Identify the lines bearing the string "from" and gather them.

:::::

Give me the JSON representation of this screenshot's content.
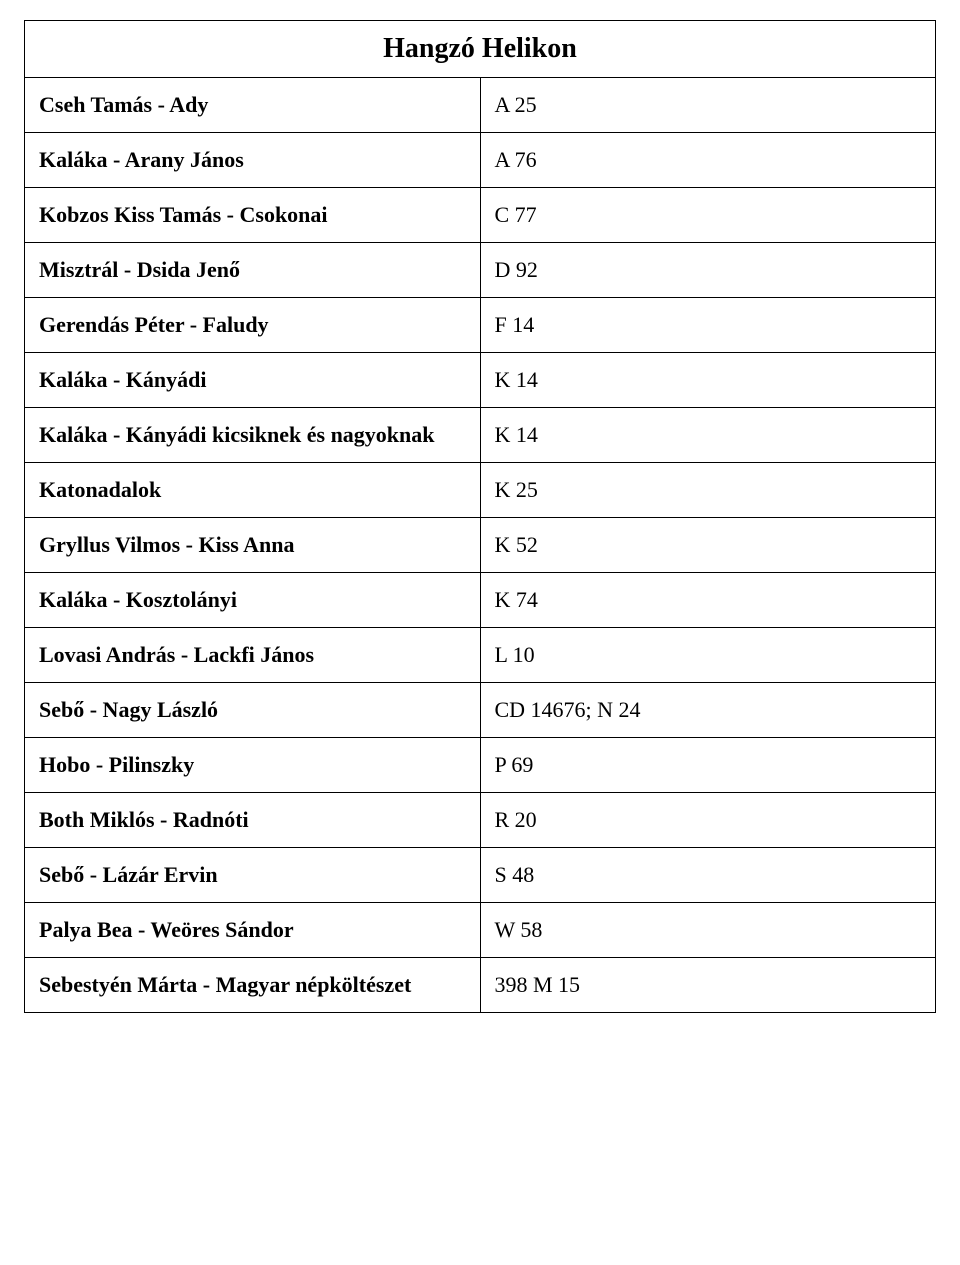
{
  "table": {
    "title": "Hangzó Helikon",
    "title_fontsize": 28,
    "row_fontsize": 22,
    "border_color": "#000000",
    "background_color": "#ffffff",
    "text_color": "#000000",
    "font_family": "Times New Roman",
    "columns": [
      {
        "key": "name",
        "width_percent": 58,
        "font_weight": "bold",
        "align": "left"
      },
      {
        "key": "code",
        "width_percent": 42,
        "font_weight": "normal",
        "align": "left"
      }
    ],
    "rows": [
      {
        "name": "Cseh Tamás - Ady",
        "code": "A 25"
      },
      {
        "name": "Kaláka - Arany János",
        "code": "A 76"
      },
      {
        "name": "Kobzos Kiss Tamás - Csokonai",
        "code": "C 77"
      },
      {
        "name": "Misztrál - Dsida Jenő",
        "code": "D 92"
      },
      {
        "name": "Gerendás Péter - Faludy",
        "code": "F 14"
      },
      {
        "name": "Kaláka - Kányádi",
        "code": "K 14"
      },
      {
        "name": "Kaláka - Kányádi kicsiknek és nagyoknak",
        "code": "K 14"
      },
      {
        "name": "Katonadalok",
        "code": "K 25"
      },
      {
        "name": "Gryllus Vilmos - Kiss Anna",
        "code": "K 52"
      },
      {
        "name": "Kaláka - Kosztolányi",
        "code": "K 74"
      },
      {
        "name": "Lovasi András - Lackfi János",
        "code": "L 10"
      },
      {
        "name": "Sebő - Nagy László",
        "code": "CD 14676; N 24"
      },
      {
        "name": "Hobo - Pilinszky",
        "code": "P 69"
      },
      {
        "name": "Both Miklós - Radnóti",
        "code": "R 20"
      },
      {
        "name": "Sebő - Lázár Ervin",
        "code": "S 48"
      },
      {
        "name": "Palya Bea - Weöres Sándor",
        "code": "W 58"
      },
      {
        "name": "Sebestyén Márta - Magyar népköltészet",
        "code": "398 M 15"
      }
    ]
  }
}
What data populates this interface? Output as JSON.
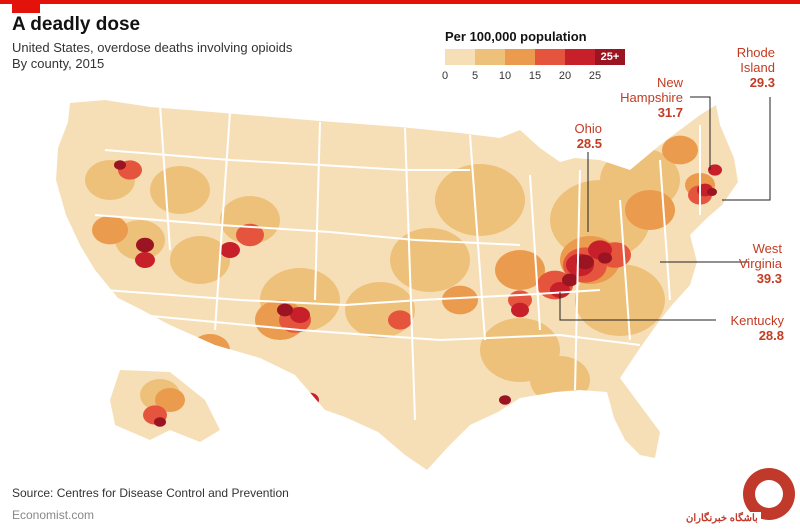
{
  "title": "A deadly dose",
  "subtitle_line1": "United States, overdose deaths involving opioids",
  "subtitle_line2": "By county, 2015",
  "source": "Source: Centres for Disease Control and Prevention",
  "credit": "Economist.com",
  "watermark": "باشگاه خبرنگاران",
  "chart_data": {
    "type": "choropleth",
    "legend_title": "Per 100,000 population",
    "bins": [
      {
        "from": 0,
        "to": 5,
        "color": "#f6dfb7"
      },
      {
        "from": 5,
        "to": 10,
        "color": "#eec17b"
      },
      {
        "from": 10,
        "to": 15,
        "color": "#eb9b4d"
      },
      {
        "from": 15,
        "to": 20,
        "color": "#e5553d"
      },
      {
        "from": 20,
        "to": 25,
        "color": "#c8202a"
      },
      {
        "from": 25,
        "to": null,
        "label": "25+",
        "color": "#9b1422"
      }
    ],
    "tick_labels": [
      "0",
      "5",
      "10",
      "15",
      "20",
      "25"
    ],
    "highlighted_states": [
      {
        "name": "Rhode Island",
        "name_lines": [
          "Rhode",
          "Island"
        ],
        "value": 29.3
      },
      {
        "name": "New Hampshire",
        "name_lines": [
          "New",
          "Hampshire"
        ],
        "value": 31.7
      },
      {
        "name": "Ohio",
        "name_lines": [
          "Ohio"
        ],
        "value": 28.5
      },
      {
        "name": "West Virginia",
        "name_lines": [
          "West",
          "Virginia"
        ],
        "value": 39.3
      },
      {
        "name": "Kentucky",
        "name_lines": [
          "Kentucky"
        ],
        "value": 28.8
      }
    ]
  }
}
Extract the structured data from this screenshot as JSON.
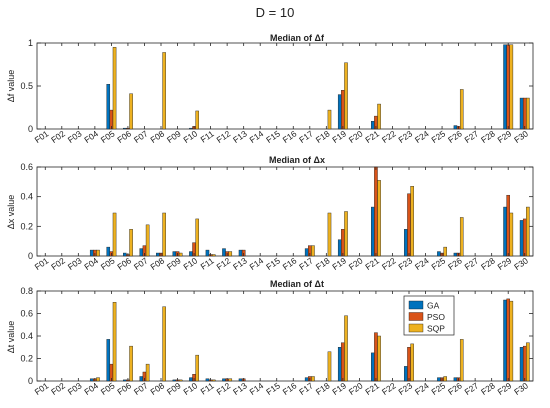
{
  "figure_title": "D = 10",
  "colors": {
    "GA": "#0072BD",
    "PSO": "#D95319",
    "SQP": "#EDB120"
  },
  "legend": {
    "placement": "inside, upper-right of bottom panel"
  },
  "chart_data": [
    {
      "type": "bar",
      "title": "Median of Δf",
      "ylabel": "Δf value",
      "xlabel": "",
      "ylim": [
        0,
        1
      ],
      "yticks": [
        0,
        0.5,
        1
      ],
      "ytick_labels": [
        "0",
        "0.5",
        "1"
      ],
      "categories": [
        "F01",
        "F02",
        "F03",
        "F04",
        "F05",
        "F06",
        "F07",
        "F08",
        "F09",
        "F10",
        "F11",
        "F12",
        "F13",
        "F14",
        "F15",
        "F16",
        "F17",
        "F18",
        "F19",
        "F20",
        "F21",
        "F22",
        "F23",
        "F24",
        "F25",
        "F26",
        "F27",
        "F28",
        "F29",
        "F30"
      ],
      "series": [
        {
          "name": "GA",
          "values": [
            0,
            0,
            0,
            0,
            0.52,
            0.01,
            0,
            0,
            0,
            0.01,
            0,
            0,
            0,
            0,
            0,
            0,
            0,
            0,
            0.4,
            0,
            0.09,
            0,
            0,
            0,
            0,
            0.04,
            0,
            0,
            0.98,
            0.36
          ]
        },
        {
          "name": "PSO",
          "values": [
            0,
            0,
            0,
            0,
            0.22,
            0.01,
            0,
            0,
            0,
            0.03,
            0,
            0,
            0,
            0,
            0,
            0,
            0,
            0,
            0.45,
            0,
            0.15,
            0,
            0,
            0,
            0,
            0.03,
            0,
            0,
            0.98,
            0.36
          ]
        },
        {
          "name": "SQP",
          "values": [
            0,
            0,
            0,
            0,
            0.95,
            0.41,
            0,
            0.89,
            0,
            0.21,
            0,
            0,
            0,
            0,
            0,
            0,
            0,
            0.22,
            0.77,
            0,
            0.29,
            0,
            0,
            0,
            0,
            0.46,
            0,
            0,
            0.98,
            0.36
          ]
        }
      ]
    },
    {
      "type": "bar",
      "title": "Median of Δx",
      "ylabel": "Δx value",
      "xlabel": "",
      "ylim": [
        0,
        0.6
      ],
      "yticks": [
        0,
        0.2,
        0.4,
        0.6
      ],
      "ytick_labels": [
        "0",
        "0.2",
        "0.4",
        "0.6"
      ],
      "categories": [
        "F01",
        "F02",
        "F03",
        "F04",
        "F05",
        "F06",
        "F07",
        "F08",
        "F09",
        "F10",
        "F11",
        "F12",
        "F13",
        "F14",
        "F15",
        "F16",
        "F17",
        "F18",
        "F19",
        "F20",
        "F21",
        "F22",
        "F23",
        "F24",
        "F25",
        "F26",
        "F27",
        "F28",
        "F29",
        "F30"
      ],
      "series": [
        {
          "name": "GA",
          "values": [
            0,
            0,
            0,
            0.04,
            0.06,
            0.02,
            0.05,
            0.02,
            0.03,
            0.03,
            0.04,
            0.05,
            0.04,
            0,
            0,
            0,
            0.05,
            0,
            0.11,
            0,
            0.33,
            0,
            0.18,
            0,
            0.03,
            0.02,
            0,
            0,
            0.33,
            0.24
          ]
        },
        {
          "name": "PSO",
          "values": [
            0,
            0,
            0,
            0.04,
            0.03,
            0.01,
            0.07,
            0.02,
            0.03,
            0.09,
            0.01,
            0.03,
            0.04,
            0,
            0,
            0,
            0.07,
            0,
            0.18,
            0,
            0.6,
            0,
            0.42,
            0,
            0.02,
            0.02,
            0,
            0,
            0.41,
            0.25
          ]
        },
        {
          "name": "SQP",
          "values": [
            0,
            0,
            0,
            0.04,
            0.29,
            0.18,
            0.21,
            0.29,
            0.02,
            0.25,
            0.01,
            0.03,
            0,
            0,
            0,
            0,
            0.07,
            0.29,
            0.3,
            0,
            0.51,
            0,
            0.47,
            0,
            0.06,
            0.26,
            0,
            0,
            0.29,
            0.33
          ]
        }
      ]
    },
    {
      "type": "bar",
      "title": "Median of Δt",
      "ylabel": "Δt value",
      "xlabel": "",
      "ylim": [
        0,
        0.8
      ],
      "yticks": [
        0,
        0.2,
        0.4,
        0.6,
        0.8
      ],
      "ytick_labels": [
        "0",
        "0.2",
        "0.4",
        "0.6",
        "0.8"
      ],
      "categories": [
        "F01",
        "F02",
        "F03",
        "F04",
        "F05",
        "F06",
        "F07",
        "F08",
        "F09",
        "F10",
        "F11",
        "F12",
        "F13",
        "F14",
        "F15",
        "F16",
        "F17",
        "F18",
        "F19",
        "F20",
        "F21",
        "F22",
        "F23",
        "F24",
        "F25",
        "F26",
        "F27",
        "F28",
        "F29",
        "F30"
      ],
      "series": [
        {
          "name": "GA",
          "values": [
            0,
            0,
            0,
            0.02,
            0.37,
            0.01,
            0.04,
            0,
            0.01,
            0.03,
            0.02,
            0.02,
            0.02,
            0,
            0,
            0,
            0.03,
            0,
            0.3,
            0,
            0.25,
            0,
            0.13,
            0,
            0.03,
            0.03,
            0,
            0,
            0.72,
            0.3
          ]
        },
        {
          "name": "PSO",
          "values": [
            0,
            0,
            0,
            0.02,
            0.15,
            0.01,
            0.08,
            0,
            0.01,
            0.06,
            0.01,
            0.02,
            0.02,
            0,
            0,
            0,
            0.04,
            0,
            0.34,
            0,
            0.43,
            0,
            0.3,
            0,
            0.03,
            0.03,
            0,
            0,
            0.73,
            0.31
          ]
        },
        {
          "name": "SQP",
          "values": [
            0,
            0,
            0,
            0.03,
            0.7,
            0.31,
            0.15,
            0.66,
            0.01,
            0.23,
            0.01,
            0.02,
            0,
            0,
            0,
            0,
            0.04,
            0.26,
            0.58,
            0,
            0.4,
            0,
            0.33,
            0,
            0.04,
            0.37,
            0,
            0,
            0.71,
            0.34
          ]
        }
      ]
    }
  ]
}
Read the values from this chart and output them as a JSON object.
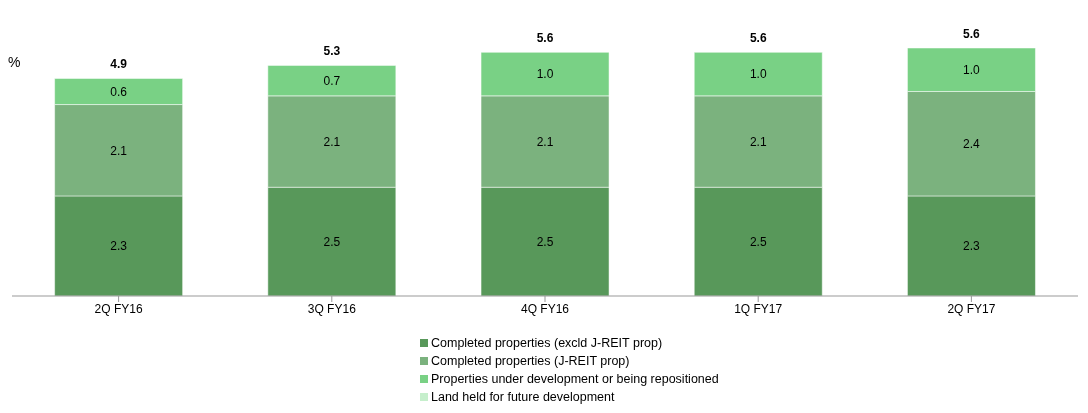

:::::

- [EXERCISE OUTPUT]
        "from": 0,
        "from": 5,
        "from": 10,
        "from": 15,
        "from": 20,
        "from": 25,
Extract the structured data from this screenshot as JSON.
Read the values from this chart and output them as a JSON object.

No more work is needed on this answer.